[start Given data]
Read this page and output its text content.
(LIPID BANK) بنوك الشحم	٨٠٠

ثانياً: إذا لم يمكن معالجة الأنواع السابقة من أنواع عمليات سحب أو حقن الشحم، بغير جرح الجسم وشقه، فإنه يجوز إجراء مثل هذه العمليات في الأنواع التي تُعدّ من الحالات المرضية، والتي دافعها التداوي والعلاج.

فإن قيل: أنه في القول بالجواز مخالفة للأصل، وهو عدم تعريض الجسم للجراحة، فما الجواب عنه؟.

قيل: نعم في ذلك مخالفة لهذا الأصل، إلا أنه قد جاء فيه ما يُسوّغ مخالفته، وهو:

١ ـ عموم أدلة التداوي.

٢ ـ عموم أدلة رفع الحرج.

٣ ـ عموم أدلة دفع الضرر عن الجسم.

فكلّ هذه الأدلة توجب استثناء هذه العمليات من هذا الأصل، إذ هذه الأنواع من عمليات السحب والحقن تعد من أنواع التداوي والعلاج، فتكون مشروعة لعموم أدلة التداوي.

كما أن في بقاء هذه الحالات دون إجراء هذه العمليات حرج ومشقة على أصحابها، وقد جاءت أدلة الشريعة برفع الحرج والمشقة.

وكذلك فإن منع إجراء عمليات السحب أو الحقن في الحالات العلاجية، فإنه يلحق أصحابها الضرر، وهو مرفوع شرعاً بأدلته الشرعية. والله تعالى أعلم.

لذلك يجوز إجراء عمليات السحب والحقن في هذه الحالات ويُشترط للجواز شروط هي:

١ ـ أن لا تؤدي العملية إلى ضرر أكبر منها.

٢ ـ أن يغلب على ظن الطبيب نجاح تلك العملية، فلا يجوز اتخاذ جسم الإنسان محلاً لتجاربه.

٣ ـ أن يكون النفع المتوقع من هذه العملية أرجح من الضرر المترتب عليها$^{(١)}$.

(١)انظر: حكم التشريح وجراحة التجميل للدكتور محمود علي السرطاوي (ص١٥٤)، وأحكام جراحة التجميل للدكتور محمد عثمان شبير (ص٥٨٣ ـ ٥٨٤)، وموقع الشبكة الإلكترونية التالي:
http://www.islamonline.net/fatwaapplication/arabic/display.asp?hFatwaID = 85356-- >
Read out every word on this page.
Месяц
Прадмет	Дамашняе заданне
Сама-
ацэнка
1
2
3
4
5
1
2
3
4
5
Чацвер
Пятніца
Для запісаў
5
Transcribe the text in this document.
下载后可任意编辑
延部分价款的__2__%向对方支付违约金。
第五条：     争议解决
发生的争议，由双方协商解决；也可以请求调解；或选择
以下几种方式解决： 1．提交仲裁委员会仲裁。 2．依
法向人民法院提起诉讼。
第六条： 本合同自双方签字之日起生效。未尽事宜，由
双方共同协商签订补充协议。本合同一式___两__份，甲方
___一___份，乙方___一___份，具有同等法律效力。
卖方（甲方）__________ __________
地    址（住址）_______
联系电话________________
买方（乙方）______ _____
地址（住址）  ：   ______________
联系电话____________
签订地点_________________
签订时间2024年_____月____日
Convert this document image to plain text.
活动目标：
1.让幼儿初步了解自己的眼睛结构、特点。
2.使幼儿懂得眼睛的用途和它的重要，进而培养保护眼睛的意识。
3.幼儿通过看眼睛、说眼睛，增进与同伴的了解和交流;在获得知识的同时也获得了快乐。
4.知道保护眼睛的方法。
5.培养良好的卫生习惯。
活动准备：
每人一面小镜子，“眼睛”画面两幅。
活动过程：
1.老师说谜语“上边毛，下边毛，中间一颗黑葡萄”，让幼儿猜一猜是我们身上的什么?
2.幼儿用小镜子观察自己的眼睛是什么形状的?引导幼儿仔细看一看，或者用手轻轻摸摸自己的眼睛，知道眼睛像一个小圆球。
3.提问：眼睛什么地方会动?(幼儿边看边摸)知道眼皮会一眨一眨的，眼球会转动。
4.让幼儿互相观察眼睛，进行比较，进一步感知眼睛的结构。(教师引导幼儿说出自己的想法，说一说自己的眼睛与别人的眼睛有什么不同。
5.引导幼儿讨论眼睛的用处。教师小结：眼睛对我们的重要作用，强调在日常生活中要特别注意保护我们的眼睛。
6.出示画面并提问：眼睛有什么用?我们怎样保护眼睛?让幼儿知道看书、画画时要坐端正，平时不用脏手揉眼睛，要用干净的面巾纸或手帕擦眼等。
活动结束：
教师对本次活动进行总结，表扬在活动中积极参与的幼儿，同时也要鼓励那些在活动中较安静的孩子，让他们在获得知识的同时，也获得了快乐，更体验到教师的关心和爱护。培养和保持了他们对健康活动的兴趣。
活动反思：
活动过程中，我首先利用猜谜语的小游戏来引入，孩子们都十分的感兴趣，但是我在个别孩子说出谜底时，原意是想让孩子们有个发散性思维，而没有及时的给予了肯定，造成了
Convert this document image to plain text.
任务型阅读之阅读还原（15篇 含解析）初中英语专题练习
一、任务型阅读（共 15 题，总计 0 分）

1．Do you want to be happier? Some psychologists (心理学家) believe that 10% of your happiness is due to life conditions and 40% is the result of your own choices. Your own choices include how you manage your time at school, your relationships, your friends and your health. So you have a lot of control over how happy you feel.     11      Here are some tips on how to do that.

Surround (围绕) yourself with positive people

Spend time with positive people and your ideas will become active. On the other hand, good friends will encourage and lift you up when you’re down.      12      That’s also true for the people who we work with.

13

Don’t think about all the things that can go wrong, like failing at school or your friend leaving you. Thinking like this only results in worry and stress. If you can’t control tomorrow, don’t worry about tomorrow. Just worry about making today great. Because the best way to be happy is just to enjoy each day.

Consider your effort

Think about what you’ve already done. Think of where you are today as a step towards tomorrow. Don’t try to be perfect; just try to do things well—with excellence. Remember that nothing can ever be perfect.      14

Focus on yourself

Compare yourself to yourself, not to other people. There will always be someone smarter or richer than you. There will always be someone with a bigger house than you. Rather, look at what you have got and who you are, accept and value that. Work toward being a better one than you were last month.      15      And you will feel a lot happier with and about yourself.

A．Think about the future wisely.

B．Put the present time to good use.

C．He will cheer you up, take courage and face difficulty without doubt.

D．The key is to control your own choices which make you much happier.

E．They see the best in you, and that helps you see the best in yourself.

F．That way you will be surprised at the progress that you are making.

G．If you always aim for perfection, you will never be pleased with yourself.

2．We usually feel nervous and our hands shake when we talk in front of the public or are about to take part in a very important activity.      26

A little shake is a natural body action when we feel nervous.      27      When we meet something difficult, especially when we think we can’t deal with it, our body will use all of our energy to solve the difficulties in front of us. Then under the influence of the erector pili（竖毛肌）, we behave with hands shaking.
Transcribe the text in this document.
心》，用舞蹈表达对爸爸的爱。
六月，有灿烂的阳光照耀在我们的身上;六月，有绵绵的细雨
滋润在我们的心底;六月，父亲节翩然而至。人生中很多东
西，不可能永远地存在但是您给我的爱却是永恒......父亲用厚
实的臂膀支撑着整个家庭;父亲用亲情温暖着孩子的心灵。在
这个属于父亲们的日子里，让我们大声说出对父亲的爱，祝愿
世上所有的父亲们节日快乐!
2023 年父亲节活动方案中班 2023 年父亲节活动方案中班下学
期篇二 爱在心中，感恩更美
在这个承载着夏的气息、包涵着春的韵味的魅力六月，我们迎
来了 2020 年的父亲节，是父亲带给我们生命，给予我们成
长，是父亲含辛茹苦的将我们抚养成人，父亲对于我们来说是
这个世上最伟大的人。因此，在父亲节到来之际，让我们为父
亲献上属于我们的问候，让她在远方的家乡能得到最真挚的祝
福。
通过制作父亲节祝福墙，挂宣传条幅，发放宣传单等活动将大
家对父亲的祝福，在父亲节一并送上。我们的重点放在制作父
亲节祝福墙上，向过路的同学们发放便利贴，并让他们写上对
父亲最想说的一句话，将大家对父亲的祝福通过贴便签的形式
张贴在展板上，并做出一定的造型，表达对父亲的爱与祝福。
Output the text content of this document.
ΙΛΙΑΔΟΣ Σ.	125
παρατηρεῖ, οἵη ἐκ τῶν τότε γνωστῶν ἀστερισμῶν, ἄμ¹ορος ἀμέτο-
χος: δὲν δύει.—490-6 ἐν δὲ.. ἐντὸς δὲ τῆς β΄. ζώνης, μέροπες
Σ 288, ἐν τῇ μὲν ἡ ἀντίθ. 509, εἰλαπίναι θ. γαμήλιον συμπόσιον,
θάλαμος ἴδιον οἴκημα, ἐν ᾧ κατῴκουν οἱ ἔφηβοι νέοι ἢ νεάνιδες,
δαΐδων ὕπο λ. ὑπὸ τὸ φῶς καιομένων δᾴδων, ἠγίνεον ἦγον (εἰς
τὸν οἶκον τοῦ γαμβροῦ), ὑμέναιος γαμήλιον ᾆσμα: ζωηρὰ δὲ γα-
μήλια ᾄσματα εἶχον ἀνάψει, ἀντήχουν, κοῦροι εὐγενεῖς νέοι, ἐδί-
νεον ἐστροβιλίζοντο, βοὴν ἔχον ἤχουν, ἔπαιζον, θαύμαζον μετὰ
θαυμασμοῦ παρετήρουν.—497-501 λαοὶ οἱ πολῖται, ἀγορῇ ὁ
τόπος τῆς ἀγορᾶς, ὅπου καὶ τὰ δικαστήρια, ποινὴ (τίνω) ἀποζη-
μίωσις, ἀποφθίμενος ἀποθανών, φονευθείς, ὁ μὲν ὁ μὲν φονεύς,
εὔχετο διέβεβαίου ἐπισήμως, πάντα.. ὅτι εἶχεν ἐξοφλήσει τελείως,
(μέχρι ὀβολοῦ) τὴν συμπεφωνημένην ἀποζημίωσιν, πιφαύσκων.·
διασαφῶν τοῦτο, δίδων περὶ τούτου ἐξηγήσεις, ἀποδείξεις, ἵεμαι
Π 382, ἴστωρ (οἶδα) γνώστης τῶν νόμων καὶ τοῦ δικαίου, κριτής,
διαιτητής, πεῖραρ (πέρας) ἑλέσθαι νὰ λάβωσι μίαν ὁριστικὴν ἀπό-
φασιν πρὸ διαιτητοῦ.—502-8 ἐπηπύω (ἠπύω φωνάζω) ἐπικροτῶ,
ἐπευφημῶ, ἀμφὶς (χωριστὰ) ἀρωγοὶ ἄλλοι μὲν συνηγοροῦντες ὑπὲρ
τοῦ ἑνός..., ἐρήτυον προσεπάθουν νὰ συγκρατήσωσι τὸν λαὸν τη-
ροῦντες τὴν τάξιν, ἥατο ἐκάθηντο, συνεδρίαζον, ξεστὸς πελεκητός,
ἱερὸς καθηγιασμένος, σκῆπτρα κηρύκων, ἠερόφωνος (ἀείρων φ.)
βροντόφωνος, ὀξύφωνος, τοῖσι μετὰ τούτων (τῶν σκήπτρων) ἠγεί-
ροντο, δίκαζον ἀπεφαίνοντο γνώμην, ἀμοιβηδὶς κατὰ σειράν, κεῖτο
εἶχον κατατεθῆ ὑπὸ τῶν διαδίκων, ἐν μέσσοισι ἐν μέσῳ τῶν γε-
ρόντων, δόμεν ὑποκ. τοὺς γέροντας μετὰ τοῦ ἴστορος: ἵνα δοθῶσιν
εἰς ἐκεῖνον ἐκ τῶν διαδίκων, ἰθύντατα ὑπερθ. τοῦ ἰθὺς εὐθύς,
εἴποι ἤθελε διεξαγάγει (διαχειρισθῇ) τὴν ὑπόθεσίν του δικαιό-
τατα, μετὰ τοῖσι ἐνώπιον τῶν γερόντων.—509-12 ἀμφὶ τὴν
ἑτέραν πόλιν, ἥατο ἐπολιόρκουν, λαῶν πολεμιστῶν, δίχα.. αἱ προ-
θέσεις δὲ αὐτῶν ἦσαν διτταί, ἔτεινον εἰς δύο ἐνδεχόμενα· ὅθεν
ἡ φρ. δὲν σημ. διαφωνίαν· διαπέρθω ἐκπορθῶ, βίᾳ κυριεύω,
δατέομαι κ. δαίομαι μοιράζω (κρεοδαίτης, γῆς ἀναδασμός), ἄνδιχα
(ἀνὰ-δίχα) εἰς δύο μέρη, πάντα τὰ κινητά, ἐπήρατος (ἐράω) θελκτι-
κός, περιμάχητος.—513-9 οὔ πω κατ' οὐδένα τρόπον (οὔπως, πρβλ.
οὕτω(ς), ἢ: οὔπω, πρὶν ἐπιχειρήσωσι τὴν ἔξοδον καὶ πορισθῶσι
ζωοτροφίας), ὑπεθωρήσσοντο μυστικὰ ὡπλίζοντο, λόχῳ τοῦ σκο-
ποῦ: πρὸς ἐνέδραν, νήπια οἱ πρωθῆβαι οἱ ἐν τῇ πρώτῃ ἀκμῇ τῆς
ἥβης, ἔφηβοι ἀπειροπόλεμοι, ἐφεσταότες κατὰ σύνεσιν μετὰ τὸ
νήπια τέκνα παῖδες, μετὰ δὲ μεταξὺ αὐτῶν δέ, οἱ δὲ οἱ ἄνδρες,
[end Given data]
» Task goal
Copy out each line of the records that holds the string "νήπια".

» Result below
ποῦ: πρὸς ἐνέδραν, νήπια οἱ πρωθῆβαι οἱ ἐν τῇ πρώτῃ ἀκμῇ τῆς
νήπια τέκνα παῖδες, μετὰ δὲ μεταξὺ αὐτῶν δέ, οἱ δὲ οἱ ἄνδρες,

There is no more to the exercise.